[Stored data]
--- Start ---

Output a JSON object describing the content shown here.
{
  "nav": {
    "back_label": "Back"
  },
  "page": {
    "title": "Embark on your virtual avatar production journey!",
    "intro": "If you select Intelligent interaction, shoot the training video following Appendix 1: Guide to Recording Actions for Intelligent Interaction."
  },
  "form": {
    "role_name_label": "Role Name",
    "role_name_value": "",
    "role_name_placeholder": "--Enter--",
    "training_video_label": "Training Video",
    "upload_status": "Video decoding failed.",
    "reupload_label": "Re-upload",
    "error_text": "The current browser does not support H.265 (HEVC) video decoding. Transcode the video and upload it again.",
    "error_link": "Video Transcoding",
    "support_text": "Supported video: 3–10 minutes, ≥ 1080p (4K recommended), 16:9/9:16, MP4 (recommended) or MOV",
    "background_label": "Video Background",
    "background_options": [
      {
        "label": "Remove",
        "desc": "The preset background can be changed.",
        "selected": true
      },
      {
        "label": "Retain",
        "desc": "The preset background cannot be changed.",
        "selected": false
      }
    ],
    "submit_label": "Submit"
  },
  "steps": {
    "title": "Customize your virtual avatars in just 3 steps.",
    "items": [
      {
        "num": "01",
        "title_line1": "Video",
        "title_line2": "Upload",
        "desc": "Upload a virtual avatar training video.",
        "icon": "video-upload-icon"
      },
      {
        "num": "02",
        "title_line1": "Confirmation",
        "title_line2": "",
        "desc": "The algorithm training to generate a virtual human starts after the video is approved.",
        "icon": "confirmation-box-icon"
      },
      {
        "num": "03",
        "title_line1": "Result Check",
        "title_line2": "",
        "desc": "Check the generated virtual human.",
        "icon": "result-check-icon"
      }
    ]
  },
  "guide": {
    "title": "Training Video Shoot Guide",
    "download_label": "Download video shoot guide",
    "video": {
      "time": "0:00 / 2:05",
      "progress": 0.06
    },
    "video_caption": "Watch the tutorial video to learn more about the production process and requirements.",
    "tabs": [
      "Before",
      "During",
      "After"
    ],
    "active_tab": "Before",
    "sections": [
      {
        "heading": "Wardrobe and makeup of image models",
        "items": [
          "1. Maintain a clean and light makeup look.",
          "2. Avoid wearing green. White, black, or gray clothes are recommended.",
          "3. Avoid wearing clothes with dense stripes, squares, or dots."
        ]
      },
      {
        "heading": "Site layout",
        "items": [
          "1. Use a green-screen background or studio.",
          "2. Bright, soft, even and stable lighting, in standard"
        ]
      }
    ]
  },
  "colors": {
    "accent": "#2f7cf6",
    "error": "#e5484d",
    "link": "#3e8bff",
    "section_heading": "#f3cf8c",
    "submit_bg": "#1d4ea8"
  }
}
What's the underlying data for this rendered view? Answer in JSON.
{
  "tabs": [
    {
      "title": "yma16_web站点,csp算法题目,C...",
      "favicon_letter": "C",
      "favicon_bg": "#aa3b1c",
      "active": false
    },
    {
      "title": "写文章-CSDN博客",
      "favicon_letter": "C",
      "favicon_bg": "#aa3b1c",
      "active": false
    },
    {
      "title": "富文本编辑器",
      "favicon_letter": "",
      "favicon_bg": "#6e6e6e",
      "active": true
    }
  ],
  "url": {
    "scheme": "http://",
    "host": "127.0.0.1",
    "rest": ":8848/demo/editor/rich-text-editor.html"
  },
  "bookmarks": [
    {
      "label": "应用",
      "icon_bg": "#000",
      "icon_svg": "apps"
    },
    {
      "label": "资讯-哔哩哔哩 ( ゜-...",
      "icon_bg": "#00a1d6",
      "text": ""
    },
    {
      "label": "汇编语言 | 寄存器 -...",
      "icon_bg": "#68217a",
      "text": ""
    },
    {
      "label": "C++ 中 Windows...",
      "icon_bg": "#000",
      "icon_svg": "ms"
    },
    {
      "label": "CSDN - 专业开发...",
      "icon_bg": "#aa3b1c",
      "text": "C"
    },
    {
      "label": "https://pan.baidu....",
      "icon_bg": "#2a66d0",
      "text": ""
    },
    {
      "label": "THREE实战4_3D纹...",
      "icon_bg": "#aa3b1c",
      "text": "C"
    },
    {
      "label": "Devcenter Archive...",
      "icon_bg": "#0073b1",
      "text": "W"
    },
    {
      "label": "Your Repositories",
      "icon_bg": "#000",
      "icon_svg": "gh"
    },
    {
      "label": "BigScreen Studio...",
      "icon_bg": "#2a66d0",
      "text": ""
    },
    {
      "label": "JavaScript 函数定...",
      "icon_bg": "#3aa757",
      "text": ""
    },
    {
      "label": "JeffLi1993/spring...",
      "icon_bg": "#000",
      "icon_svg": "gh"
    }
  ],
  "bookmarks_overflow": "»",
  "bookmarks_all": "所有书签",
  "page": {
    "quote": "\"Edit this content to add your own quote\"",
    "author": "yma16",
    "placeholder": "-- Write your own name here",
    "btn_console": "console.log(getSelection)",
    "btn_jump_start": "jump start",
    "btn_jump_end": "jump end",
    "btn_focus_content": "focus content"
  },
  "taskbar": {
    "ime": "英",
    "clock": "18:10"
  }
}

--- End ---

GOAL OF THE EXERCISE. Show all lines in the entries above where the word "recommended" appears.

COMPLETE ANSWER.
    "support_text": "Supported video: 3–10 minutes, ≥ 1080p (4K recommended), 16:9/9:16, MP4 (recommended) or MOV",
          "2. Avoid wearing green. White, black, or gray clothes are recommended.",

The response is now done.